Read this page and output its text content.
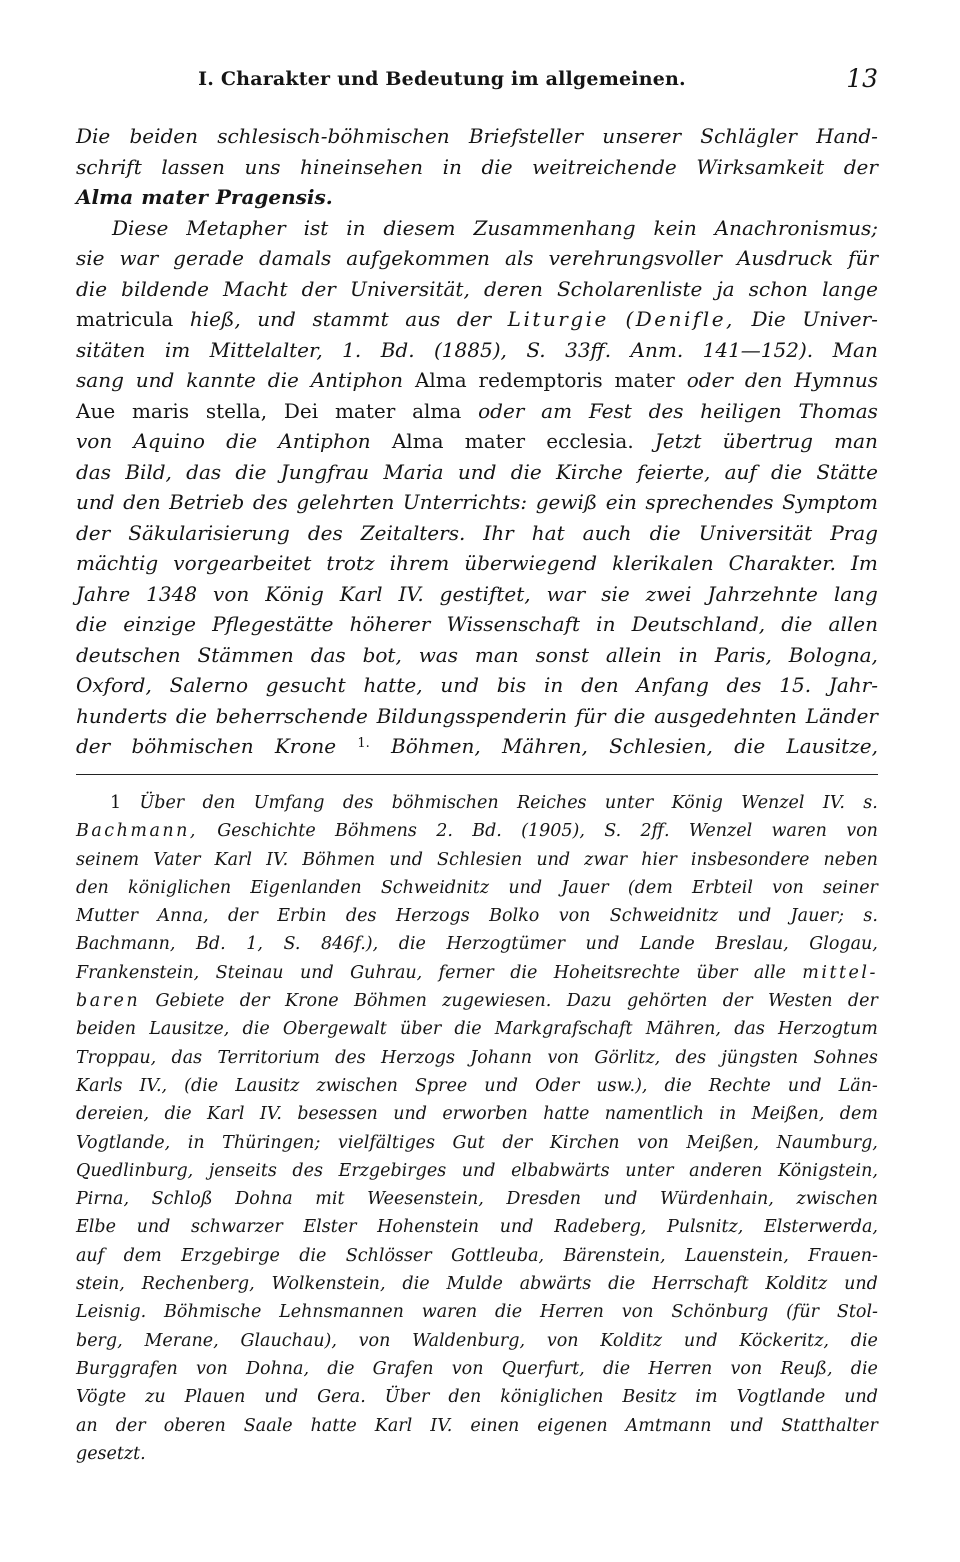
I. Charakter und Bedeutung im allgemeinen.	13
Die beiden schlesisch-böhmischen Briefsteller unserer Schlägler Hand-
schrift lassen uns hineinsehen in die weitreichende Wirksamkeit der
Alma mater Pragensis.
Diese Metapher ist in diesem Zusammenhang kein Anachronismus;
sie war gerade damals aufgekommen als verehrungsvoller Ausdruck für
die bildende Macht der Universität, deren Scholarenliste ja schon lange
matricula hieß, und stammt aus der Liturgie (Denifle, Die Univer-
sitäten im Mittelalter, 1. Bd. (1885), S. 33ff. Anm. 141—152). Man
sang und kannte die Antiphon Alma redemptoris mater oder den Hymnus
Aue maris stella, Dei mater alma oder am Fest des heiligen Thomas
von Aquino die Antiphon Alma mater ecclesia. Jetzt übertrug man
das Bild, das die Jungfrau Maria und die Kirche feierte, auf die Stätte
und den Betrieb des gelehrten Unterrichts: gewiß ein sprechendes Symptom
der Säkularisierung des Zeitalters. Ihr hat auch die Universität Prag
mächtig vorgearbeitet trotz ihrem überwiegend klerikalen Charakter. Im
Jahre 1348 von König Karl IV. gestiftet, war sie zwei Jahrzehnte lang
die einzige Pflegestätte höherer Wissenschaft in Deutschland, die allen
deutschen Stämmen das bot, was man sonst allein in Paris, Bologna,
Oxford, Salerno gesucht hatte, und bis in den Anfang des 15. Jahr-
hunderts die beherrschende Bildungsspenderin für die ausgedehnten Länder
der böhmischen Krone 1. Böhmen, Mähren, Schlesien, die Lausitze,
1 Über den Umfang des böhmischen Reiches unter König Wenzel IV. s.
Bachmann, Geschichte Böhmens 2. Bd. (1905), S. 2ff. Wenzel waren von
seinem Vater Karl IV. Böhmen und Schlesien und zwar hier insbesondere neben
den königlichen Eigenlanden Schweidnitz und Jauer (dem Erbteil von seiner
Mutter Anna, der Erbin des Herzogs Bolko von Schweidnitz und Jauer; s.
Bachmann, Bd. 1, S. 846f.), die Herzogtümer und Lande Breslau, Glogau,
Frankenstein, Steinau und Guhrau, ferner die Hoheitsrechte über alle mittel-
baren Gebiete der Krone Böhmen zugewiesen. Dazu gehörten der Westen der
beiden Lausitze, die Obergewalt über die Markgrafschaft Mähren, das Herzogtum
Troppau, das Territorium des Herzogs Johann von Görlitz, des jüngsten Sohnes
Karls IV., (die Lausitz zwischen Spree und Oder usw.), die Rechte und Län-
dereien, die Karl IV. besessen und erworben hatte namentlich in Meißen, dem
Vogtlande, in Thüringen; vielfältiges Gut der Kirchen von Meißen, Naumburg,
Quedlinburg, jenseits des Erzgebirges und elbabwärts unter anderen Königstein,
Pirna, Schloß Dohna mit Weesenstein, Dresden und Würdenhain, zwischen
Elbe und schwarzer Elster Hohenstein und Radeberg, Pulsnitz, Elsterwerda,
auf dem Erzgebirge die Schlösser Gottleuba, Bärenstein, Lauenstein, Frauen-
stein, Rechenberg, Wolkenstein, die Mulde abwärts die Herrschaft Kolditz und
Leisnig. Böhmische Lehnsmannen waren die Herren von Schönburg (für Stol-
berg, Merane, Glauchau), von Waldenburg, von Kolditz und Köckeritz, die
Burggrafen von Dohna, die Grafen von Querfurt, die Herren von Reuß, die
Vögte zu Plauen und Gera. Über den königlichen Besitz im Vogtlande und
an der oberen Saale hatte Karl IV. einen eigenen Amtmann und Statthalter
gesetzt.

# # # # # # #

# The task:
Say how many lines include the word "zwischen"; reply with the number alone.

# Written answer:
2